===== Supplied entries =====

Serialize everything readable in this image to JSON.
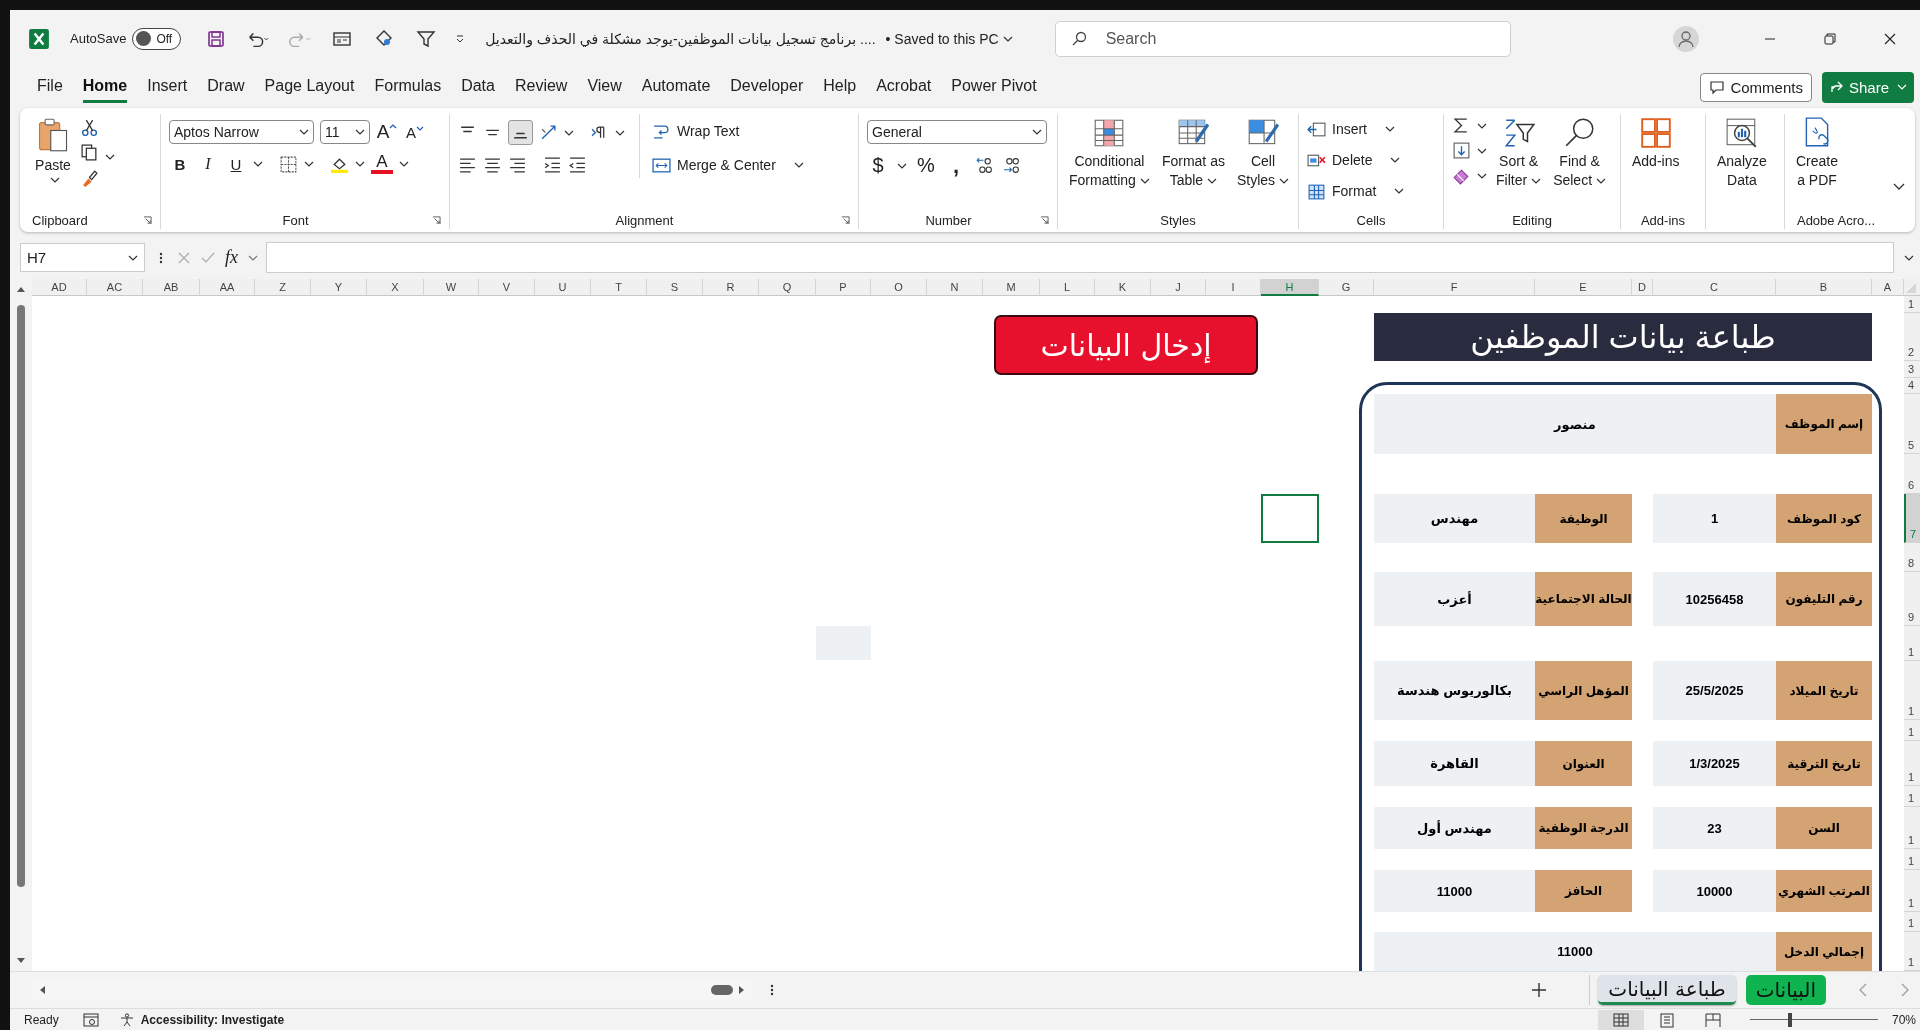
{
  "title_bar": {
    "autosave_label": "AutoSave",
    "autosave_on": false,
    "autosave_state": "Off",
    "document_title": "برنامج تسجيل بيانات الموظفين-يوجد مشكلة في الحذف والتعديل ....",
    "save_status": "• Saved to this PC",
    "search_placeholder": "Search"
  },
  "ribbon_tabs": [
    {
      "label": "File",
      "selected": false
    },
    {
      "label": "Home",
      "selected": true
    },
    {
      "label": "Insert",
      "selected": false
    },
    {
      "label": "Draw",
      "selected": false
    },
    {
      "label": "Page Layout",
      "selected": false
    },
    {
      "label": "Formulas",
      "selected": false
    },
    {
      "label": "Data",
      "selected": false
    },
    {
      "label": "Review",
      "selected": false
    },
    {
      "label": "View",
      "selected": false
    },
    {
      "label": "Automate",
      "selected": false
    },
    {
      "label": "Developer",
      "selected": false
    },
    {
      "label": "Help",
      "selected": false
    },
    {
      "label": "Acrobat",
      "selected": false
    },
    {
      "label": "Power Pivot",
      "selected": false
    }
  ],
  "comments_button": "Comments",
  "share_button": "Share",
  "ribbon": {
    "clipboard": {
      "paste": "Paste",
      "label": "Clipboard"
    },
    "font": {
      "name": "Aptos Narrow",
      "size": "11",
      "grow": "A",
      "shrink": "A",
      "bold": "B",
      "italic": "I",
      "underline": "U",
      "font_color": "A",
      "label": "Font"
    },
    "alignment": {
      "wrap": "Wrap Text",
      "merge": "Merge & Center",
      "label": "Alignment"
    },
    "number": {
      "format": "General",
      "currency": "$",
      "percent": "%",
      "comma": ",",
      "label": "Number"
    },
    "styles": {
      "buttons": [
        {
          "lines": [
            "Conditional",
            "Formatting"
          ],
          "kind": "conditional"
        },
        {
          "lines": [
            "Format as",
            "Table"
          ],
          "kind": "table"
        },
        {
          "lines": [
            "Cell",
            "Styles"
          ],
          "kind": "cellstyles"
        }
      ],
      "label": "Styles"
    },
    "cells": {
      "buttons": [
        {
          "label": "Insert",
          "kind": "insert"
        },
        {
          "label": "Delete",
          "kind": "delete"
        },
        {
          "label": "Format",
          "kind": "format"
        }
      ],
      "label": "Cells"
    },
    "editing": {
      "buttons": [
        {
          "lines": [
            "Sort &",
            "Filter"
          ],
          "kind": "sort"
        },
        {
          "lines": [
            "Find &",
            "Select"
          ],
          "kind": "find"
        }
      ],
      "label": "Editing"
    },
    "addins": {
      "button": "Add-ins",
      "label": "Add-ins"
    },
    "analyze": {
      "lines": [
        "Analyze",
        "Data"
      ]
    },
    "adobe": {
      "lines": [
        "Create",
        "a PDF"
      ],
      "label": "Adobe Acro..."
    }
  },
  "formula_bar": {
    "name_box": "H7",
    "fx": "fx"
  },
  "sheet": {
    "columns": [
      {
        "label": "AD",
        "selected": false
      },
      {
        "label": "AC",
        "selected": false
      },
      {
        "label": "AB",
        "selected": false
      },
      {
        "label": "AA",
        "selected": false
      },
      {
        "label": "Z",
        "selected": false
      },
      {
        "label": "Y",
        "selected": false
      },
      {
        "label": "X",
        "selected": false
      },
      {
        "label": "W",
        "selected": false
      },
      {
        "label": "V",
        "selected": false
      },
      {
        "label": "U",
        "selected": false
      },
      {
        "label": "T",
        "selected": false
      },
      {
        "label": "S",
        "selected": false
      },
      {
        "label": "R",
        "selected": false
      },
      {
        "label": "Q",
        "selected": false
      },
      {
        "label": "P",
        "selected": false
      },
      {
        "label": "O",
        "selected": false
      },
      {
        "label": "N",
        "selected": false
      },
      {
        "label": "M",
        "selected": false
      },
      {
        "label": "L",
        "selected": false
      },
      {
        "label": "K",
        "selected": false
      },
      {
        "label": "J",
        "selected": false
      },
      {
        "label": "I",
        "selected": false
      },
      {
        "label": "H",
        "selected": true
      },
      {
        "label": "G",
        "selected": false
      },
      {
        "label": "F",
        "selected": false
      },
      {
        "label": "E",
        "selected": false
      },
      {
        "label": "D",
        "selected": false
      },
      {
        "label": "C",
        "selected": false
      },
      {
        "label": "B",
        "selected": false
      },
      {
        "label": "A",
        "selected": false
      }
    ],
    "rows": [
      {
        "label": "1",
        "selected": false
      },
      {
        "label": "2",
        "selected": false
      },
      {
        "label": "3",
        "selected": false
      },
      {
        "label": "4",
        "selected": false
      },
      {
        "label": "5",
        "selected": false
      },
      {
        "label": "6",
        "selected": false
      },
      {
        "label": "7",
        "selected": true
      },
      {
        "label": "8",
        "selected": false
      },
      {
        "label": "9",
        "selected": false
      },
      {
        "label": "1",
        "selected": false
      },
      {
        "label": "1",
        "selected": false
      },
      {
        "label": "1",
        "selected": false
      },
      {
        "label": "1",
        "selected": false
      },
      {
        "label": "1",
        "selected": false
      },
      {
        "label": "1",
        "selected": false
      },
      {
        "label": "1",
        "selected": false
      },
      {
        "label": "1",
        "selected": false
      },
      {
        "label": "1",
        "selected": false
      },
      {
        "label": "1",
        "selected": false
      }
    ],
    "entry_button": "إدخال البيانات",
    "form_title": "طباعة بيانات الموظفين",
    "name_row": {
      "label": "إسم الموظف",
      "value": "منصور"
    },
    "pairs": [
      {
        "right_label": "كود الموظف",
        "right_value": "1",
        "left_label": "الوظيفة",
        "left_value": "مهندس"
      },
      {
        "right_label": "رقم التليفون",
        "right_value": "10256458",
        "left_label": "الحالة الاجتماعية",
        "left_value": "أعزب"
      },
      {
        "right_label": "تاريخ الميلاد",
        "right_value": "25/5/2025",
        "left_label": "المؤهل الراسي",
        "left_value": "بكالوريوس هندسة"
      },
      {
        "right_label": "تاريخ الترقية",
        "right_value": "1/3/2025",
        "left_label": "العنوان",
        "left_value": "القاهرة"
      },
      {
        "right_label": "السن",
        "right_value": "23",
        "left_label": "الدرجة الوظفية",
        "left_value": "مهندس أول"
      },
      {
        "right_label": "المرتب الشهري",
        "right_value": "10000",
        "left_label": "الحافز",
        "left_value": "11000"
      }
    ],
    "total_row": {
      "label": "إجمالي الدخل",
      "value": "11000"
    }
  },
  "sheet_tabs": [
    {
      "label": "البيانات",
      "selected": false,
      "color": "#0fb34f"
    },
    {
      "label": "طباعة البيانات",
      "selected": true,
      "color": "#1e8a50"
    }
  ],
  "status_bar": {
    "ready": "Ready",
    "accessibility": "Accessibility: Investigate",
    "zoom_slider": {
      "level": 0.3
    },
    "zoom": "70%"
  }
}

=====

**Written request**
In the entries above, find each line with the string "kind" and copy it.

**Answer to the problem**
          "kind": "conditional"
          "kind": "table"
          "kind": "cellstyles"
          "kind": "insert"
          "kind": "delete"
          "kind": "format"
          "kind": "sort"
          "kind": "find"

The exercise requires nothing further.